Search the material for the string "JSON" and copy each line where it occurs.

» **PROVIDED ENTRIES**
◇ ◇ ◇
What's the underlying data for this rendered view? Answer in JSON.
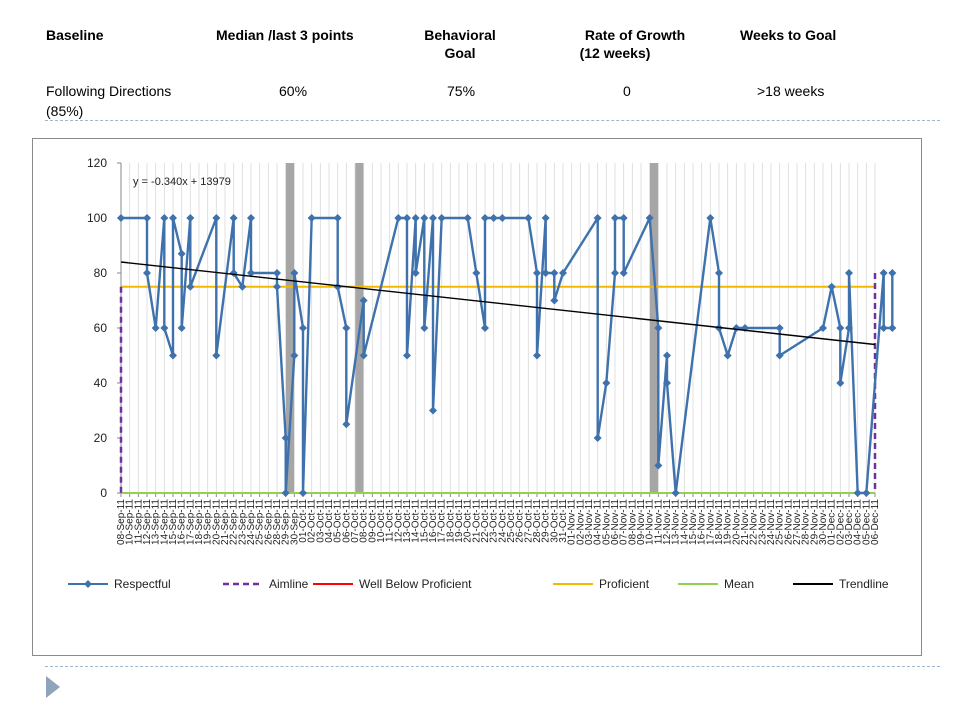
{
  "header": {
    "col1": "Baseline",
    "col2": "Median /last 3 points",
    "col3_line1": "Behavioral",
    "col3_line2": "Goal",
    "col4_line1": "Rate of Growth",
    "col4_line2": "(12 weeks)",
    "col5": "Weeks to Goal"
  },
  "row": {
    "baseline_line1": "Following Directions",
    "baseline_line2": "(85%)",
    "median": "60%",
    "goal": "75%",
    "rate": "0",
    "weeks": ">18 weeks"
  },
  "chart_data": {
    "type": "line",
    "ylim": [
      0,
      120
    ],
    "yticks": [
      0,
      20,
      40,
      60,
      80,
      100,
      120
    ],
    "x_tick_labels": [
      "08-Sep-11",
      "10-Sep-11",
      "11-Sep-11",
      "12-Sep-11",
      "13-Sep-11",
      "14-Sep-11",
      "15-Sep-11",
      "16-Sep-11",
      "17-Sep-11",
      "18-Sep-11",
      "19-Sep-11",
      "20-Sep-11",
      "21-Sep-11",
      "22-Sep-11",
      "23-Sep-11",
      "24-Sep-11",
      "25-Sep-11",
      "26-Sep-11",
      "28-Sep-11",
      "29-Sep-11",
      "30-Sep-11",
      "01-Oct-11",
      "02-Oct-11",
      "03-Oct-11",
      "04-Oct-11",
      "05-Oct-11",
      "06-Oct-11",
      "07-Oct-11",
      "08-Oct-11",
      "09-Oct-11",
      "10-Oct-11",
      "11-Oct-11",
      "12-Oct-11",
      "13-Oct-11",
      "14-Oct-11",
      "15-Oct-11",
      "16-Oct-11",
      "17-Oct-11",
      "18-Oct-11",
      "19-Oct-11",
      "20-Oct-11",
      "21-Oct-11",
      "22-Oct-11",
      "23-Oct-11",
      "24-Oct-11",
      "25-Oct-11",
      "26-Oct-11",
      "27-Oct-11",
      "28-Oct-11",
      "29-Oct-11",
      "30-Oct-11",
      "31-Oct-11",
      "01-Nov-11",
      "02-Nov-11",
      "03-Nov-11",
      "04-Nov-11",
      "05-Nov-11",
      "06-Nov-11",
      "07-Nov-11",
      "08-Nov-11",
      "09-Nov-11",
      "10-Nov-11",
      "11-Nov-11",
      "12-Nov-11",
      "13-Nov-11",
      "14-Nov-11",
      "15-Nov-11",
      "16-Nov-11",
      "17-Nov-11",
      "18-Nov-11",
      "19-Nov-11",
      "20-Nov-11",
      "21-Nov-11",
      "22-Nov-11",
      "23-Nov-11",
      "24-Nov-11",
      "25-Nov-11",
      "26-Nov-11",
      "27-Nov-11",
      "28-Nov-11",
      "29-Nov-11",
      "30-Nov-11",
      "01-Dec-11",
      "02-Dec-11",
      "03-Dec-11",
      "04-Dec-11",
      "05-Dec-11",
      "06-Dec-11"
    ],
    "vertical_bars_at_index": [
      19.5,
      27.5,
      61.5
    ],
    "series": [
      {
        "name": "Respectful",
        "color": "#3f72ad",
        "marker": "diamond",
        "points": [
          [
            0,
            100
          ],
          [
            3,
            100
          ],
          [
            3,
            80
          ],
          [
            4,
            60
          ],
          [
            5,
            100
          ],
          [
            5,
            60
          ],
          [
            6,
            50
          ],
          [
            6,
            100
          ],
          [
            7,
            87
          ],
          [
            7,
            60
          ],
          [
            8,
            100
          ],
          [
            8,
            75
          ],
          [
            11,
            100
          ],
          [
            11,
            50
          ],
          [
            13,
            100
          ],
          [
            13,
            80
          ],
          [
            14,
            75
          ],
          [
            15,
            100
          ],
          [
            15,
            80
          ],
          [
            18,
            80
          ],
          [
            18,
            75
          ],
          [
            19,
            20
          ],
          [
            19,
            0
          ],
          [
            20,
            50
          ],
          [
            20,
            80
          ],
          [
            21,
            60
          ],
          [
            21,
            0
          ],
          [
            22,
            100
          ],
          [
            25,
            100
          ],
          [
            25,
            75
          ],
          [
            26,
            60
          ],
          [
            26,
            25
          ],
          [
            28,
            70
          ],
          [
            28,
            50
          ],
          [
            32,
            100
          ],
          [
            33,
            100
          ],
          [
            33,
            50
          ],
          [
            34,
            100
          ],
          [
            34,
            80
          ],
          [
            35,
            100
          ],
          [
            35,
            60
          ],
          [
            36,
            100
          ],
          [
            36,
            30
          ],
          [
            37,
            100
          ],
          [
            40,
            100
          ],
          [
            41,
            80
          ],
          [
            42,
            60
          ],
          [
            42,
            100
          ],
          [
            43,
            100
          ],
          [
            44,
            100
          ],
          [
            47,
            100
          ],
          [
            48,
            80
          ],
          [
            48,
            50
          ],
          [
            49,
            100
          ],
          [
            49,
            80
          ],
          [
            50,
            80
          ],
          [
            50,
            70
          ],
          [
            51,
            80
          ],
          [
            55,
            100
          ],
          [
            55,
            20
          ],
          [
            56,
            40
          ],
          [
            57,
            80
          ],
          [
            57,
            100
          ],
          [
            58,
            100
          ],
          [
            58,
            80
          ],
          [
            61,
            100
          ],
          [
            62,
            60
          ],
          [
            62,
            10
          ],
          [
            63,
            50
          ],
          [
            63,
            40
          ],
          [
            64,
            0
          ],
          [
            68,
            100
          ],
          [
            69,
            80
          ],
          [
            69,
            60
          ],
          [
            70,
            50
          ],
          [
            71,
            60
          ],
          [
            72,
            60
          ],
          [
            76,
            60
          ],
          [
            76,
            50
          ],
          [
            81,
            60
          ],
          [
            82,
            75
          ],
          [
            83,
            60
          ],
          [
            83,
            40
          ],
          [
            84,
            60
          ],
          [
            84,
            80
          ],
          [
            85,
            0
          ],
          [
            86,
            0
          ],
          [
            88,
            80
          ],
          [
            88,
            60
          ],
          [
            89,
            60
          ],
          [
            89,
            80
          ]
        ]
      },
      {
        "name": "Aimline",
        "color": "#7030a0",
        "dash": true,
        "value": 0,
        "ends_at": 75
      },
      {
        "name": "Well Below Proficient",
        "color": "#ff0000"
      },
      {
        "name": "Proficient",
        "color": "#f4b800",
        "value": 75
      },
      {
        "name": "Mean",
        "color": "#92d050",
        "value": 0
      },
      {
        "name": "Trendline",
        "color": "#000000",
        "y_start": 84,
        "y_end": 54
      }
    ],
    "annotation": "y = -0.340x + 13979",
    "legend_position": "bottom"
  }
}
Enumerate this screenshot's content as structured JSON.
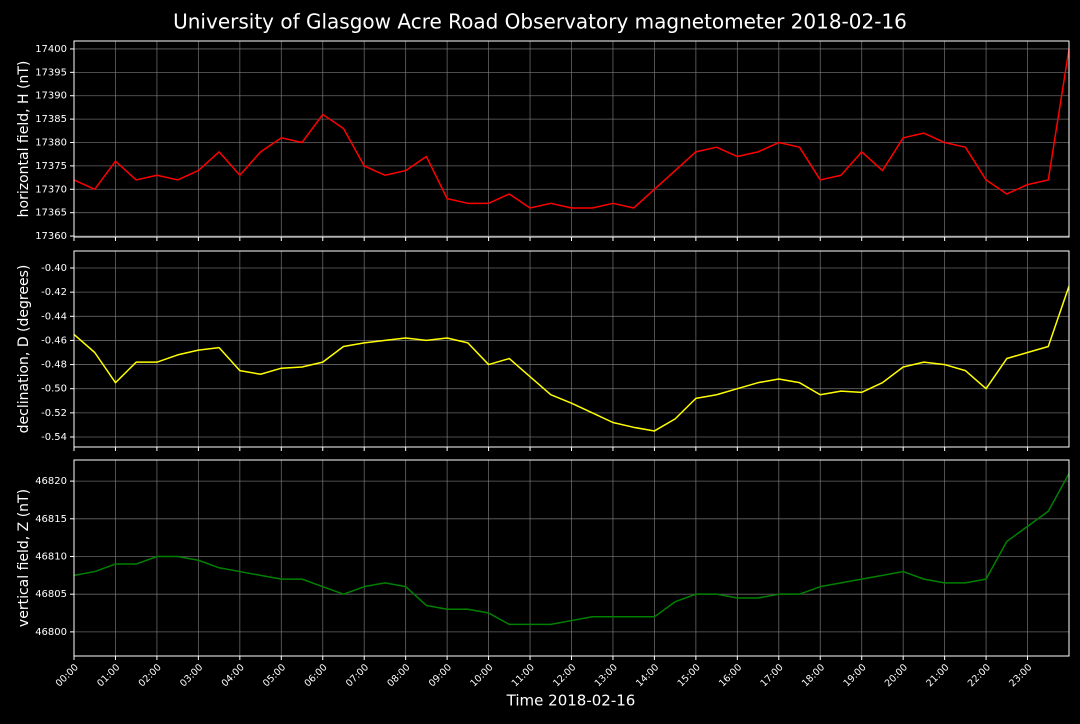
{
  "title": "University of Glasgow Acre Road Observatory magnetometer 2018-02-16",
  "x_label": "Time 2018-02-16",
  "chart_data": [
    {
      "type": "line",
      "y_label": "horizontal field, H (nT)",
      "color": "#ff0000",
      "grid": true,
      "xlim": [
        0,
        24
      ],
      "xticks": [
        0,
        1,
        2,
        3,
        4,
        5,
        6,
        7,
        8,
        9,
        10,
        11,
        12,
        13,
        14,
        15,
        16,
        17,
        18,
        19,
        20,
        21,
        22,
        23
      ],
      "ylim": [
        17359.8,
        17401.7
      ],
      "yticks": [
        17360,
        17365,
        17370,
        17375,
        17380,
        17385,
        17390,
        17395,
        17400
      ],
      "x": [
        0,
        0.5,
        1,
        1.5,
        2,
        2.5,
        3,
        3.5,
        4,
        4.5,
        5,
        5.5,
        6,
        6.5,
        7,
        7.5,
        8,
        8.5,
        9,
        9.5,
        10,
        10.5,
        11,
        11.5,
        12,
        12.5,
        13,
        13.5,
        14,
        14.5,
        15,
        15.5,
        16,
        16.5,
        17,
        17.5,
        18,
        18.5,
        19,
        19.5,
        20,
        20.5,
        21,
        21.5,
        22,
        22.5,
        23,
        23.5,
        24
      ],
      "values": [
        17372,
        17370,
        17376,
        17372,
        17373,
        17372,
        17374,
        17378,
        17373,
        17378,
        17381,
        17380,
        17386,
        17383,
        17375,
        17373,
        17374,
        17377,
        17368,
        17367,
        17367,
        17369,
        17366,
        17367,
        17366,
        17366,
        17367,
        17366,
        17370,
        17374,
        17378,
        17379,
        17377,
        17378,
        17380,
        17379,
        17372,
        17373,
        17378,
        17374,
        17381,
        17382,
        17380,
        17379,
        17372,
        17369,
        17371,
        17372,
        17400
      ]
    },
    {
      "type": "line",
      "y_label": "declination, D (degrees)",
      "color": "#ffff00",
      "grid": true,
      "xlim": [
        0,
        24
      ],
      "xticks": [
        0,
        1,
        2,
        3,
        4,
        5,
        6,
        7,
        8,
        9,
        10,
        11,
        12,
        13,
        14,
        15,
        16,
        17,
        18,
        19,
        20,
        21,
        22,
        23
      ],
      "ylim": [
        -0.5483,
        -0.3859
      ],
      "yticks": [
        -0.54,
        -0.52,
        {
          "value": -0.5,
          "label": "-0.50"
        },
        -0.48,
        -0.46,
        -0.44,
        -0.42,
        {
          "value": -0.4,
          "label": "-0.40"
        }
      ],
      "x": [
        0,
        0.5,
        1,
        1.5,
        2,
        2.5,
        3,
        3.5,
        4,
        4.5,
        5,
        5.5,
        6,
        6.5,
        7,
        7.5,
        8,
        8.5,
        9,
        9.5,
        10,
        10.5,
        11,
        11.5,
        12,
        12.5,
        13,
        13.5,
        14,
        14.5,
        15,
        15.5,
        16,
        16.5,
        17,
        17.5,
        18,
        18.5,
        19,
        19.5,
        20,
        20.5,
        21,
        21.5,
        22,
        22.5,
        23,
        23.5,
        24
      ],
      "values": [
        -0.455,
        -0.47,
        -0.495,
        -0.478,
        -0.478,
        -0.472,
        -0.468,
        -0.466,
        -0.485,
        -0.488,
        -0.483,
        -0.482,
        -0.478,
        -0.465,
        -0.462,
        -0.46,
        -0.458,
        -0.46,
        -0.458,
        -0.462,
        -0.48,
        -0.475,
        -0.49,
        -0.505,
        -0.512,
        -0.52,
        -0.528,
        -0.532,
        -0.535,
        -0.525,
        -0.508,
        -0.505,
        -0.5,
        -0.495,
        -0.492,
        -0.495,
        -0.505,
        -0.502,
        -0.503,
        -0.495,
        -0.482,
        -0.478,
        -0.48,
        -0.485,
        -0.5,
        -0.475,
        -0.47,
        -0.465,
        -0.415
      ]
    },
    {
      "type": "line",
      "y_label": "vertical field, Z (nT)",
      "color": "#008000",
      "grid": true,
      "xlim": [
        0,
        24
      ],
      "xticks": [
        {
          "value": 0,
          "label": "00:00"
        },
        {
          "value": 1,
          "label": "01:00"
        },
        {
          "value": 2,
          "label": "02:00"
        },
        {
          "value": 3,
          "label": "03:00"
        },
        {
          "value": 4,
          "label": "04:00"
        },
        {
          "value": 5,
          "label": "05:00"
        },
        {
          "value": 6,
          "label": "06:00"
        },
        {
          "value": 7,
          "label": "07:00"
        },
        {
          "value": 8,
          "label": "08:00"
        },
        {
          "value": 9,
          "label": "09:00"
        },
        {
          "value": 10,
          "label": "10:00"
        },
        {
          "value": 11,
          "label": "11:00"
        },
        {
          "value": 12,
          "label": "12:00"
        },
        {
          "value": 13,
          "label": "13:00"
        },
        {
          "value": 14,
          "label": "14:00"
        },
        {
          "value": 15,
          "label": "15:00"
        },
        {
          "value": 16,
          "label": "16:00"
        },
        {
          "value": 17,
          "label": "17:00"
        },
        {
          "value": 18,
          "label": "18:00"
        },
        {
          "value": 19,
          "label": "19:00"
        },
        {
          "value": 20,
          "label": "20:00"
        },
        {
          "value": 21,
          "label": "21:00"
        },
        {
          "value": 22,
          "label": "22:00"
        },
        {
          "value": 23,
          "label": "23:00"
        }
      ],
      "ylim": [
        46796.8,
        46822.8
      ],
      "yticks": [
        46800,
        46805,
        46810,
        46815,
        46820
      ],
      "x": [
        0,
        0.5,
        1,
        1.5,
        2,
        2.5,
        3,
        3.5,
        4,
        4.5,
        5,
        5.5,
        6,
        6.5,
        7,
        7.5,
        8,
        8.5,
        9,
        9.5,
        10,
        10.5,
        11,
        11.5,
        12,
        12.5,
        13,
        13.5,
        14,
        14.5,
        15,
        15.5,
        16,
        16.5,
        17,
        17.5,
        18,
        18.5,
        19,
        19.5,
        20,
        20.5,
        21,
        21.5,
        22,
        22.5,
        23,
        23.5,
        24
      ],
      "values": [
        46807.5,
        46808,
        46809,
        46809,
        46810,
        46810,
        46809.5,
        46808.5,
        46808,
        46807.5,
        46807,
        46807,
        46806,
        46805,
        46806,
        46806.5,
        46806,
        46803.5,
        46803,
        46803,
        46802.5,
        46801,
        46801,
        46801,
        46801.5,
        46802,
        46802,
        46802,
        46802,
        46804,
        46805,
        46805,
        46804.5,
        46804.5,
        46805,
        46805,
        46806,
        46806.5,
        46807,
        46807.5,
        46808,
        46807,
        46806.5,
        46806.5,
        46807,
        46812,
        46814,
        46816,
        46821
      ]
    }
  ]
}
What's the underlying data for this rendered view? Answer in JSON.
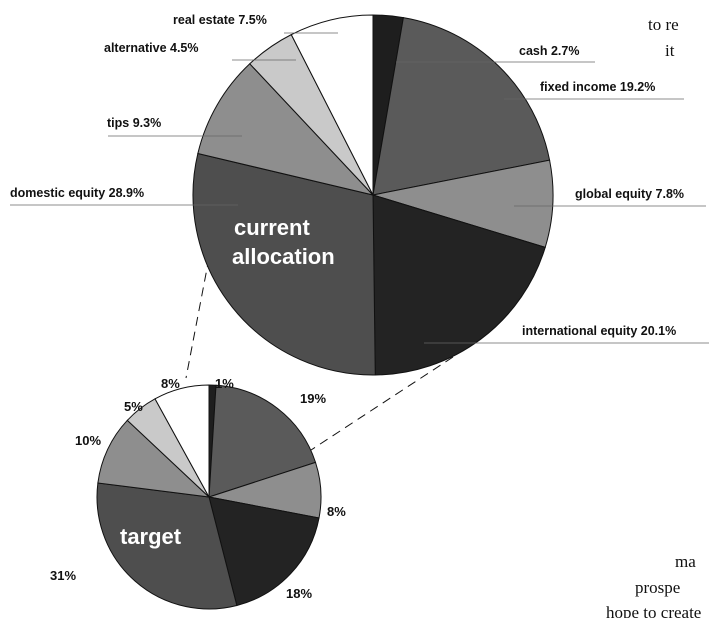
{
  "background_text": [
    "to re",
    "it",
    "ma",
    "prospe",
    "hope to create"
  ],
  "chart_data": [
    {
      "type": "pie",
      "title": "current allocation",
      "title_lines": [
        "current",
        "allocation"
      ],
      "slices": [
        {
          "label": "cash 2.7%",
          "value": 2.7,
          "color": "#1e1e1e"
        },
        {
          "label": "fixed income 19.2%",
          "value": 19.2,
          "color": "#5a5a5a"
        },
        {
          "label": "global equity 7.8%",
          "value": 7.8,
          "color": "#8e8e8e"
        },
        {
          "label": "international equity 20.1%",
          "value": 20.1,
          "color": "#232323"
        },
        {
          "label": "domestic equity 28.9%",
          "value": 28.9,
          "color": "#4e4e4e"
        },
        {
          "label": "tips 9.3%",
          "value": 9.3,
          "color": "#8e8e8e"
        },
        {
          "label": "alternative 4.5%",
          "value": 4.5,
          "color": "#c9c9c9"
        },
        {
          "label": "real estate 7.5%",
          "value": 7.5,
          "color": "#ffffff"
        }
      ]
    },
    {
      "type": "pie",
      "title": "target",
      "slices": [
        {
          "label": "1%",
          "value": 1,
          "color": "#1e1e1e"
        },
        {
          "label": "19%",
          "value": 19,
          "color": "#5a5a5a"
        },
        {
          "label": "8%",
          "value": 8,
          "color": "#8e8e8e"
        },
        {
          "label": "18%",
          "value": 18,
          "color": "#232323"
        },
        {
          "label": "31%",
          "value": 31,
          "color": "#4e4e4e"
        },
        {
          "label": "10%",
          "value": 10,
          "color": "#8e8e8e"
        },
        {
          "label": "5%",
          "value": 5,
          "color": "#c9c9c9"
        },
        {
          "label": "8%",
          "value": 8,
          "color": "#ffffff"
        }
      ]
    }
  ]
}
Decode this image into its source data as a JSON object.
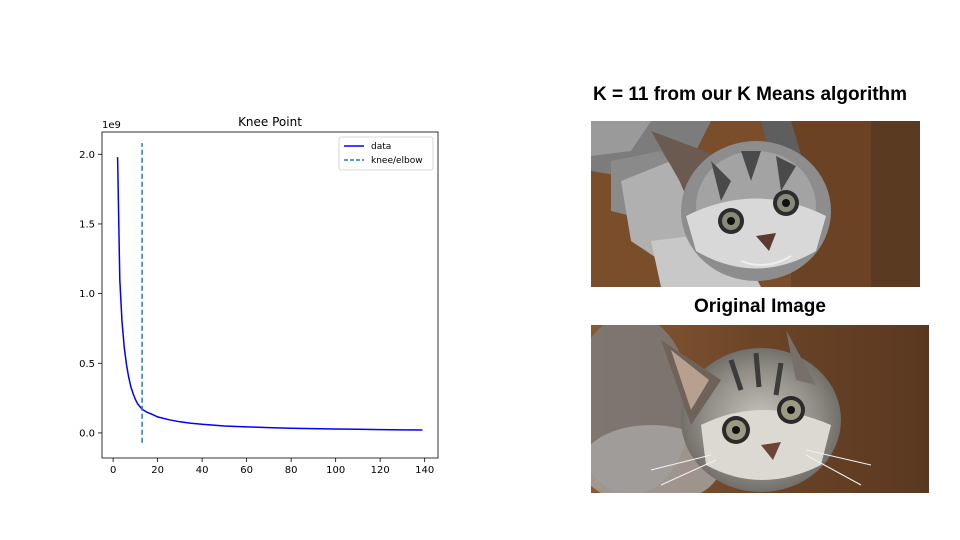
◇ ◇ ◇
» **RESPONSE**
What's the underlying data for this rendered view? Answer in JSON.
Enumerate this screenshot's content as structured JSON.
What's the underlying data for this rendered view? Answer in JSON.
Decode this image into its source data as a JSON object.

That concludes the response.